◆ **THE TASK**
Pictures in the data below are not part of the copy; transcribe everything else exactly.

◆ **SOURCE MATERIAL**
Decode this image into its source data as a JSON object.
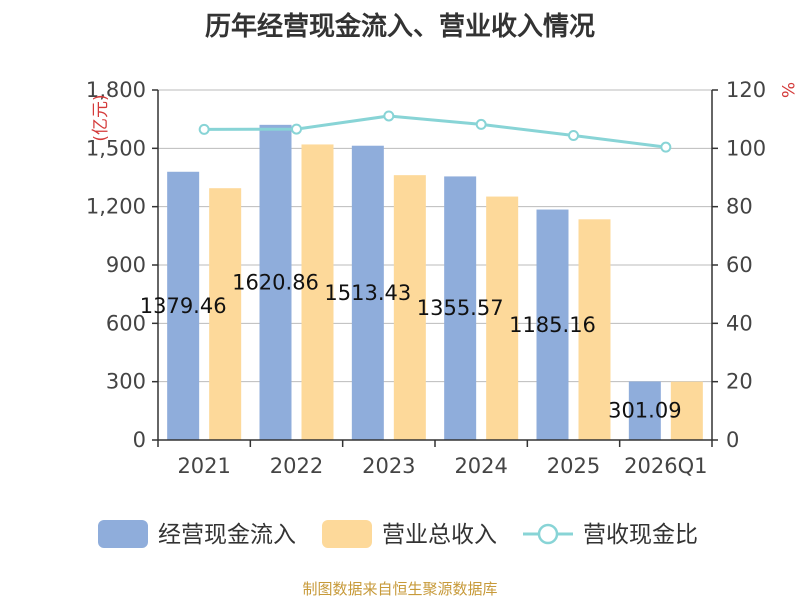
{
  "chart_data": {
    "type": "bar",
    "title": "历年经营现金流入、营业收入情况",
    "categories": [
      "2021",
      "2022",
      "2023",
      "2024",
      "2025",
      "2026Q1"
    ],
    "series": [
      {
        "name": "经营现金流入",
        "type": "bar",
        "axis": "left",
        "color": "#8faddb",
        "values": [
          1379.46,
          1620.86,
          1513.43,
          1355.57,
          1185.16,
          301.09
        ],
        "labels": [
          "1379.46",
          "1620.86",
          "1513.43",
          "1355.57",
          "1185.16",
          "301.09"
        ]
      },
      {
        "name": "营业总收入",
        "type": "bar",
        "axis": "left",
        "color": "#fdd99a",
        "values": [
          1295,
          1520,
          1362,
          1252,
          1135,
          300
        ]
      },
      {
        "name": "营收现金比",
        "type": "line",
        "axis": "right",
        "color": "#88d4d6",
        "values": [
          106.5,
          106.6,
          111.1,
          108.2,
          104.4,
          100.4
        ]
      }
    ],
    "y_left": {
      "label": "(亿元)",
      "min": 0,
      "max": 1800,
      "ticks": [
        0,
        300,
        600,
        900,
        1200,
        1500,
        1800
      ],
      "tick_labels": [
        "0",
        "300",
        "600",
        "900",
        "1,200",
        "1,500",
        "1,800"
      ]
    },
    "y_right": {
      "label": "%",
      "min": 0,
      "max": 120,
      "ticks": [
        0,
        20,
        40,
        60,
        80,
        100,
        120
      ],
      "tick_labels": [
        "0",
        "20",
        "40",
        "60",
        "80",
        "100",
        "120"
      ]
    },
    "grid": true,
    "legend_position": "bottom"
  },
  "source": "制图数据来自恒生聚源数据库"
}
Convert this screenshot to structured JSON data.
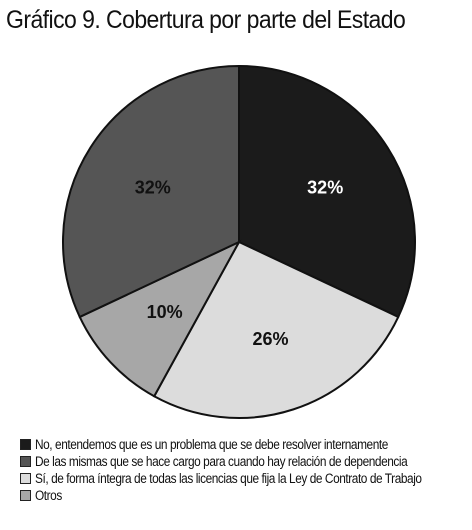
{
  "title": "Gráfico 9. Cobertura por parte del Estado",
  "colors": {
    "black": "#1b1b1b",
    "dark_gray": "#555555",
    "light_gray": "#dcdcdc",
    "medium_gray": "#a7a7a7",
    "outline": "#111111",
    "label_light": "#ffffff",
    "label_dark": "#111111"
  },
  "chart_data": {
    "type": "pie",
    "title": "Gráfico 9. Cobertura por parte del Estado",
    "slices": [
      {
        "label": "No, entendemos que es un problema que se debe resolver internamente",
        "value": 32,
        "display": "32%",
        "color": "#1b1b1b"
      },
      {
        "label": "Sí, de forma íntegra de todas las licencias que fija la Ley de Contrato de Trabajo",
        "value": 26,
        "display": "26%",
        "color": "#dcdcdc"
      },
      {
        "label": "Otros",
        "value": 10,
        "display": "10%",
        "color": "#a7a7a7"
      },
      {
        "label": "De las mismas que se hace cargo para cuando hay relación de dependencia",
        "value": 32,
        "display": "32%",
        "color": "#555555"
      }
    ],
    "legend": [
      {
        "label": "No, entendemos que es un problema que se debe resolver internamente",
        "color": "#1b1b1b"
      },
      {
        "label": "De las mismas que se hace cargo para cuando hay relación de dependencia",
        "color": "#555555"
      },
      {
        "label": "Sí, de forma íntegra de todas las licencias que fija la Ley de Contrato de Trabajo",
        "color": "#dcdcdc"
      },
      {
        "label": "Otros",
        "color": "#a7a7a7"
      }
    ],
    "legend_position": "bottom-left",
    "start_angle": "12 o'clock",
    "direction": "clockwise"
  }
}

◆ **RESULT OF THIS EXERCISE**
Decode this image into its source data as a JSON object.
{
  "chart_data": {
    "type": "bar",
    "title": "历年经营现金流入、营业收入情况",
    "categories": [
      "2021",
      "2022",
      "2023",
      "2024",
      "2025",
      "2026Q1"
    ],
    "series": [
      {
        "name": "经营现金流入",
        "type": "bar",
        "axis": "left",
        "color": "#8faddb",
        "values": [
          1379.46,
          1620.86,
          1513.43,
          1355.57,
          1185.16,
          301.09
        ],
        "labels": [
          "1379.46",
          "1620.86",
          "1513.43",
          "1355.57",
          "1185.16",
          "301.09"
        ]
      },
      {
        "name": "营业总收入",
        "type": "bar",
        "axis": "left",
        "color": "#fdd99a",
        "values": [
          1295,
          1520,
          1362,
          1252,
          1135,
          300
        ]
      },
      {
        "name": "营收现金比",
        "type": "line",
        "axis": "right",
        "color": "#88d4d6",
        "values": [
          106.5,
          106.6,
          111.1,
          108.2,
          104.4,
          100.4
        ]
      }
    ],
    "y_left": {
      "label": "(亿元)",
      "min": 0,
      "max": 1800,
      "ticks": [
        0,
        300,
        600,
        900,
        1200,
        1500,
        1800
      ],
      "tick_labels": [
        "0",
        "300",
        "600",
        "900",
        "1,200",
        "1,500",
        "1,800"
      ]
    },
    "y_right": {
      "label": "%",
      "min": 0,
      "max": 120,
      "ticks": [
        0,
        20,
        40,
        60,
        80,
        100,
        120
      ],
      "tick_labels": [
        "0",
        "20",
        "40",
        "60",
        "80",
        "100",
        "120"
      ]
    },
    "grid": true,
    "legend_position": "bottom"
  },
  "source": "制图数据来自恒生聚源数据库"
}
Convert this screenshot to structured JSON data.
{
  "title": "Gráfico 9. Cobertura por parte del Estado",
  "colors": {
    "black": "#1b1b1b",
    "dark_gray": "#555555",
    "light_gray": "#dcdcdc",
    "medium_gray": "#a7a7a7",
    "outline": "#111111",
    "label_light": "#ffffff",
    "label_dark": "#111111"
  },
  "chart_data": {
    "type": "pie",
    "title": "Gráfico 9. Cobertura por parte del Estado",
    "slices": [
      {
        "label": "No, entendemos que es un problema que se debe resolver internamente",
        "value": 32,
        "display": "32%",
        "color": "#1b1b1b"
      },
      {
        "label": "Sí, de forma íntegra de todas las licencias que fija la Ley de Contrato de Trabajo",
        "value": 26,
        "display": "26%",
        "color": "#dcdcdc"
      },
      {
        "label": "Otros",
        "value": 10,
        "display": "10%",
        "color": "#a7a7a7"
      },
      {
        "label": "De las mismas que se hace cargo para cuando hay relación de dependencia",
        "value": 32,
        "display": "32%",
        "color": "#555555"
      }
    ],
    "legend": [
      {
        "label": "No, entendemos que es un problema que se debe resolver internamente",
        "color": "#1b1b1b"
      },
      {
        "label": "De las mismas que se hace cargo para cuando hay relación de dependencia",
        "color": "#555555"
      },
      {
        "label": "Sí, de forma íntegra de todas las licencias que fija la Ley de Contrato de Trabajo",
        "color": "#dcdcdc"
      },
      {
        "label": "Otros",
        "color": "#a7a7a7"
      }
    ],
    "legend_position": "bottom-left",
    "start_angle": "12 o'clock",
    "direction": "clockwise"
  }
}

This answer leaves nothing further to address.